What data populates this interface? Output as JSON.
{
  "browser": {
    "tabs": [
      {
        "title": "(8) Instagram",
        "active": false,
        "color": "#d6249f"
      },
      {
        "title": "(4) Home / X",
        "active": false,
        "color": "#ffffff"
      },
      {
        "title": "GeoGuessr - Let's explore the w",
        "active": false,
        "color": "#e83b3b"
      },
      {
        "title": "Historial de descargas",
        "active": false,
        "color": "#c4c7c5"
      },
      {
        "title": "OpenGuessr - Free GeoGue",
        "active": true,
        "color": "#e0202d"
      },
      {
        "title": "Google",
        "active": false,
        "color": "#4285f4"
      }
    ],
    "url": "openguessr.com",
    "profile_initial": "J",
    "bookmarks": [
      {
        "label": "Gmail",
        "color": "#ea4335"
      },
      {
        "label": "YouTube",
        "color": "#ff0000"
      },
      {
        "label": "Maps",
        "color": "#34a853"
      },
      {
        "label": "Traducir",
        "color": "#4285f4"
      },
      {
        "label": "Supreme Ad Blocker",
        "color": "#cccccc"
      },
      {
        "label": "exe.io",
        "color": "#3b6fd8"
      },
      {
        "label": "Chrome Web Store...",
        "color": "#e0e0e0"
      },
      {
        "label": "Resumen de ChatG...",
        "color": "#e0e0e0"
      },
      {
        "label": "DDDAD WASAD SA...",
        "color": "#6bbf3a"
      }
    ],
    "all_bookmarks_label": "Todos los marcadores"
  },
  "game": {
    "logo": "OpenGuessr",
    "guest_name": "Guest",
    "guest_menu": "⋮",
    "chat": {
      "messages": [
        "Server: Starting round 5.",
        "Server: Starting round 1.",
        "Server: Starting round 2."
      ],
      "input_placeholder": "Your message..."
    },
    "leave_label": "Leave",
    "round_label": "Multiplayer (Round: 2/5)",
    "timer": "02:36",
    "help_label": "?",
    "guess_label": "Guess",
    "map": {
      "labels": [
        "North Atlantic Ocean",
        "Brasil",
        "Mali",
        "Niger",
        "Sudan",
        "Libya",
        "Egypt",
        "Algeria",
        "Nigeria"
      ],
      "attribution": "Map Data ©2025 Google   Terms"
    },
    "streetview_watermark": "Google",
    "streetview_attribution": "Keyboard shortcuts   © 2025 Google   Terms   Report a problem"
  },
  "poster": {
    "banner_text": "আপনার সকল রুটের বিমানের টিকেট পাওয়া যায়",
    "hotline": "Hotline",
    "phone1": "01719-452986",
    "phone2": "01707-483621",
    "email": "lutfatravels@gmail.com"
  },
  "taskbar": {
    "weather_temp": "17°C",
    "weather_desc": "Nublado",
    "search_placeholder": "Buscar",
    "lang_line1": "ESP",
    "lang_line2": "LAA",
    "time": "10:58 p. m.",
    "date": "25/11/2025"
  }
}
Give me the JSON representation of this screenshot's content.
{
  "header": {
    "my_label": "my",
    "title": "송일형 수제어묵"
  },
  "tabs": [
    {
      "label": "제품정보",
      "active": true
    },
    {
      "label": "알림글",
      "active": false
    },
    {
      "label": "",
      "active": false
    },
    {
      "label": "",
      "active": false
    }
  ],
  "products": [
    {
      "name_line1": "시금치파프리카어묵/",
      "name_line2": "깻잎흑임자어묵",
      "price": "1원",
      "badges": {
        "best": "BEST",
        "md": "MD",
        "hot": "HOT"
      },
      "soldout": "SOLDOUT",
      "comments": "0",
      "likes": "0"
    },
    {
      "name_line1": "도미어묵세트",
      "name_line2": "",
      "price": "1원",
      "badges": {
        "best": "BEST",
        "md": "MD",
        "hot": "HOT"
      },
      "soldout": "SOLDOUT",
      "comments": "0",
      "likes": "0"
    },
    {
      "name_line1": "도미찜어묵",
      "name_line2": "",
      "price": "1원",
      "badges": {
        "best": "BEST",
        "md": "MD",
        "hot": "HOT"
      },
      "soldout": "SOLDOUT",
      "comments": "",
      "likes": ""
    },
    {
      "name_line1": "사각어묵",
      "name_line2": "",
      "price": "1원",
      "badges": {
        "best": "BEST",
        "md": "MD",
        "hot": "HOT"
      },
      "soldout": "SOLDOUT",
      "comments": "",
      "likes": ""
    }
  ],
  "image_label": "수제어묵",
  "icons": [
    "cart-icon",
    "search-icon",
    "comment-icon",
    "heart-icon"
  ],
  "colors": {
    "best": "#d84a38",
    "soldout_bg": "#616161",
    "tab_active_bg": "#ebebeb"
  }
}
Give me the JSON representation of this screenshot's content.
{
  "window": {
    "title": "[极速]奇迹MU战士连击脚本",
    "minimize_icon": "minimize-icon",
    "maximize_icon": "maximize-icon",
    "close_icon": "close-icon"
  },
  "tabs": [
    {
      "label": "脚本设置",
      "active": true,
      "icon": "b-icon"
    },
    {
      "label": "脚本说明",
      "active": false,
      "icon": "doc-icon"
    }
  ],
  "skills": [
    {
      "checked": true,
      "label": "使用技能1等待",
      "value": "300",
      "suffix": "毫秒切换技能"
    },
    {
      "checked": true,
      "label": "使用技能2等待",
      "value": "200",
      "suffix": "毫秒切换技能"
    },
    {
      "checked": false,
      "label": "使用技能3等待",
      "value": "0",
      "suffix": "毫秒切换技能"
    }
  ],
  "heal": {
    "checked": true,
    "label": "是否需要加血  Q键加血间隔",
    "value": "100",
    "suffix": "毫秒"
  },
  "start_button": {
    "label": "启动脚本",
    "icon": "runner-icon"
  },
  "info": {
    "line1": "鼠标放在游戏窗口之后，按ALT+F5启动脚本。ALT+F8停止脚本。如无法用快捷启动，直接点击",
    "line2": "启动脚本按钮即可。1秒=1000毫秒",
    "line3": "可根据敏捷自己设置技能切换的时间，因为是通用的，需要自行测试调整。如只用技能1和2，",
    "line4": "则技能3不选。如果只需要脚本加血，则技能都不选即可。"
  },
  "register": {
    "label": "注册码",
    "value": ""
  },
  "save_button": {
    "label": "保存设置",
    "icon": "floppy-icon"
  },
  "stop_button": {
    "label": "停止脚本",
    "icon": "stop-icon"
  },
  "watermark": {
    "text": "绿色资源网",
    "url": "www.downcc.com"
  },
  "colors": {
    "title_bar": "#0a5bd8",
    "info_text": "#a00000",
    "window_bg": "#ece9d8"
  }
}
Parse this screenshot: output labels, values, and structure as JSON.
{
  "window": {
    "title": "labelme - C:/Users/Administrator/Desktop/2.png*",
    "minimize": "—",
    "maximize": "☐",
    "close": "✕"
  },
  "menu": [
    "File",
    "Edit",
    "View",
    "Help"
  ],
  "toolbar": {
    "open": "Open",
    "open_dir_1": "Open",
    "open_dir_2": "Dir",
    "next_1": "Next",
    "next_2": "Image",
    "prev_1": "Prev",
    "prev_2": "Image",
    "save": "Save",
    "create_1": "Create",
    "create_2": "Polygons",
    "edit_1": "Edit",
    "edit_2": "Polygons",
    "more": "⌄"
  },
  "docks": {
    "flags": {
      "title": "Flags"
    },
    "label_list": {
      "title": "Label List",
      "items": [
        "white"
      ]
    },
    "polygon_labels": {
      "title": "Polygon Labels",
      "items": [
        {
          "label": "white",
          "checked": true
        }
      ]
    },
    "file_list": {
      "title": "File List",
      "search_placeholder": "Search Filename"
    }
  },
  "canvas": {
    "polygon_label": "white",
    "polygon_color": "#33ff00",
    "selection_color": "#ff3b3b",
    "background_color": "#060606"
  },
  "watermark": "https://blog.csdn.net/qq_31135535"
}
++++++++
Exercise description =
Every record above should be copied exactly.

The output =
What data populates this interface? Output as JSON.
{
  "browser": {
    "tabs": [
      {
        "title": "(8) Instagram",
        "active": false,
        "color": "#d6249f"
      },
      {
        "title": "(4) Home / X",
        "active": false,
        "color": "#ffffff"
      },
      {
        "title": "GeoGuessr - Let's explore the w",
        "active": false,
        "color": "#e83b3b"
      },
      {
        "title": "Historial de descargas",
        "active": false,
        "color": "#c4c7c5"
      },
      {
        "title": "OpenGuessr - Free GeoGue",
        "active": true,
        "color": "#e0202d"
      },
      {
        "title": "Google",
        "active": false,
        "color": "#4285f4"
      }
    ],
    "url": "openguessr.com",
    "profile_initial": "J",
    "bookmarks": [
      {
        "label": "Gmail",
        "color": "#ea4335"
      },
      {
        "label": "YouTube",
        "color": "#ff0000"
      },
      {
        "label": "Maps",
        "color": "#34a853"
      },
      {
        "label": "Traducir",
        "color": "#4285f4"
      },
      {
        "label": "Supreme Ad Blocker",
        "color": "#cccccc"
      },
      {
        "label": "exe.io",
        "color": "#3b6fd8"
      },
      {
        "label": "Chrome Web Store...",
        "color": "#e0e0e0"
      },
      {
        "label": "Resumen de ChatG...",
        "color": "#e0e0e0"
      },
      {
        "label": "DDDAD WASAD SA...",
        "color": "#6bbf3a"
      }
    ],
    "all_bookmarks_label": "Todos los marcadores"
  },
  "game": {
    "logo": "OpenGuessr",
    "guest_name": "Guest",
    "guest_menu": "⋮",
    "chat": {
      "messages": [
        "Server: Starting round 5.",
        "Server: Starting round 1.",
        "Server: Starting round 2."
      ],
      "input_placeholder": "Your message..."
    },
    "leave_label": "Leave",
    "round_label": "Multiplayer (Round: 2/5)",
    "timer": "02:36",
    "help_label": "?",
    "guess_label": "Guess",
    "map": {
      "labels": [
        "North Atlantic Ocean",
        "Brasil",
        "Mali",
        "Niger",
        "Sudan",
        "Libya",
        "Egypt",
        "Algeria",
        "Nigeria"
      ],
      "attribution": "Map Data ©2025 Google   Terms"
    },
    "streetview_watermark": "Google",
    "streetview_attribution": "Keyboard shortcuts   © 2025 Google   Terms   Report a problem"
  },
  "poster": {
    "banner_text": "আপনার সকল রুটের বিমানের টিকেট পাওয়া যায়",
    "hotline": "Hotline",
    "phone1": "01719-452986",
    "phone2": "01707-483621",
    "email": "lutfatravels@gmail.com"
  },
  "taskbar": {
    "weather_temp": "17°C",
    "weather_desc": "Nublado",
    "search_placeholder": "Buscar",
    "lang_line1": "ESP",
    "lang_line2": "LAA",
    "time": "10:58 p. m.",
    "date": "25/11/2025"
  }
}
Give me the JSON representation of this screenshot's content.
{
  "header": {
    "my_label": "my",
    "title": "송일형 수제어묵"
  },
  "tabs": [
    {
      "label": "제품정보",
      "active": true
    },
    {
      "label": "알림글",
      "active": false
    },
    {
      "label": "",
      "active": false
    },
    {
      "label": "",
      "active": false
    }
  ],
  "products": [
    {
      "name_line1": "시금치파프리카어묵/",
      "name_line2": "깻잎흑임자어묵",
      "price": "1원",
      "badges": {
        "best": "BEST",
        "md": "MD",
        "hot": "HOT"
      },
      "soldout": "SOLDOUT",
      "comments": "0",
      "likes": "0"
    },
    {
      "name_line1": "도미어묵세트",
      "name_line2": "",
      "price": "1원",
      "badges": {
        "best": "BEST",
        "md": "MD",
        "hot": "HOT"
      },
      "soldout": "SOLDOUT",
      "comments": "0",
      "likes": "0"
    },
    {
      "name_line1": "도미찜어묵",
      "name_line2": "",
      "price": "1원",
      "badges": {
        "best": "BEST",
        "md": "MD",
        "hot": "HOT"
      },
      "soldout": "SOLDOUT",
      "comments": "",
      "likes": ""
    },
    {
      "name_line1": "사각어묵",
      "name_line2": "",
      "price": "1원",
      "badges": {
        "best": "BEST",
        "md": "MD",
        "hot": "HOT"
      },
      "soldout": "SOLDOUT",
      "comments": "",
      "likes": ""
    }
  ],
  "image_label": "수제어묵",
  "icons": [
    "cart-icon",
    "search-icon",
    "comment-icon",
    "heart-icon"
  ],
  "colors": {
    "best": "#d84a38",
    "soldout_bg": "#616161",
    "tab_active_bg": "#ebebeb"
  }
}
Give me the JSON representation of this screenshot's content.
{
  "window": {
    "title": "[极速]奇迹MU战士连击脚本",
    "minimize_icon": "minimize-icon",
    "maximize_icon": "maximize-icon",
    "close_icon": "close-icon"
  },
  "tabs": [
    {
      "label": "脚本设置",
      "active": true,
      "icon": "b-icon"
    },
    {
      "label": "脚本说明",
      "active": false,
      "icon": "doc-icon"
    }
  ],
  "skills": [
    {
      "checked": true,
      "label": "使用技能1等待",
      "value": "300",
      "suffix": "毫秒切换技能"
    },
    {
      "checked": true,
      "label": "使用技能2等待",
      "value": "200",
      "suffix": "毫秒切换技能"
    },
    {
      "checked": false,
      "label": "使用技能3等待",
      "value": "0",
      "suffix": "毫秒切换技能"
    }
  ],
  "heal": {
    "checked": true,
    "label": "是否需要加血  Q键加血间隔",
    "value": "100",
    "suffix": "毫秒"
  },
  "start_button": {
    "label": "启动脚本",
    "icon": "runner-icon"
  },
  "info": {
    "line1": "鼠标放在游戏窗口之后，按ALT+F5启动脚本。ALT+F8停止脚本。如无法用快捷启动，直接点击",
    "line2": "启动脚本按钮即可。1秒=1000毫秒",
    "line3": "可根据敏捷自己设置技能切换的时间，因为是通用的，需要自行测试调整。如只用技能1和2，",
    "line4": "则技能3不选。如果只需要脚本加血，则技能都不选即可。"
  },
  "register": {
    "label": "注册码",
    "value": ""
  },
  "save_button": {
    "label": "保存设置",
    "icon": "floppy-icon"
  },
  "stop_button": {
    "label": "停止脚本",
    "icon": "stop-icon"
  },
  "watermark": {
    "text": "绿色资源网",
    "url": "www.downcc.com"
  },
  "colors": {
    "title_bar": "#0a5bd8",
    "info_text": "#a00000",
    "window_bg": "#ece9d8"
  }
}
Parse this screenshot: output labels, values, and structure as JSON.
{
  "window": {
    "title": "labelme - C:/Users/Administrator/Desktop/2.png*",
    "minimize": "—",
    "maximize": "☐",
    "close": "✕"
  },
  "menu": [
    "File",
    "Edit",
    "View",
    "Help"
  ],
  "toolbar": {
    "open": "Open",
    "open_dir_1": "Open",
    "open_dir_2": "Dir",
    "next_1": "Next",
    "next_2": "Image",
    "prev_1": "Prev",
    "prev_2": "Image",
    "save": "Save",
    "create_1": "Create",
    "create_2": "Polygons",
    "edit_1": "Edit",
    "edit_2": "Polygons",
    "more": "⌄"
  },
  "docks": {
    "flags": {
      "title": "Flags"
    },
    "label_list": {
      "title": "Label List",
      "items": [
        "white"
      ]
    },
    "polygon_labels": {
      "title": "Polygon Labels",
      "items": [
        {
          "label": "white",
          "checked": true
        }
      ]
    },
    "file_list": {
      "title": "File List",
      "search_placeholder": "Search Filename"
    }
  },
  "canvas": {
    "polygon_label": "white",
    "polygon_color": "#33ff00",
    "selection_color": "#ff3b3b",
    "background_color": "#060606"
  },
  "watermark": "https://blog.csdn.net/qq_31135535"
}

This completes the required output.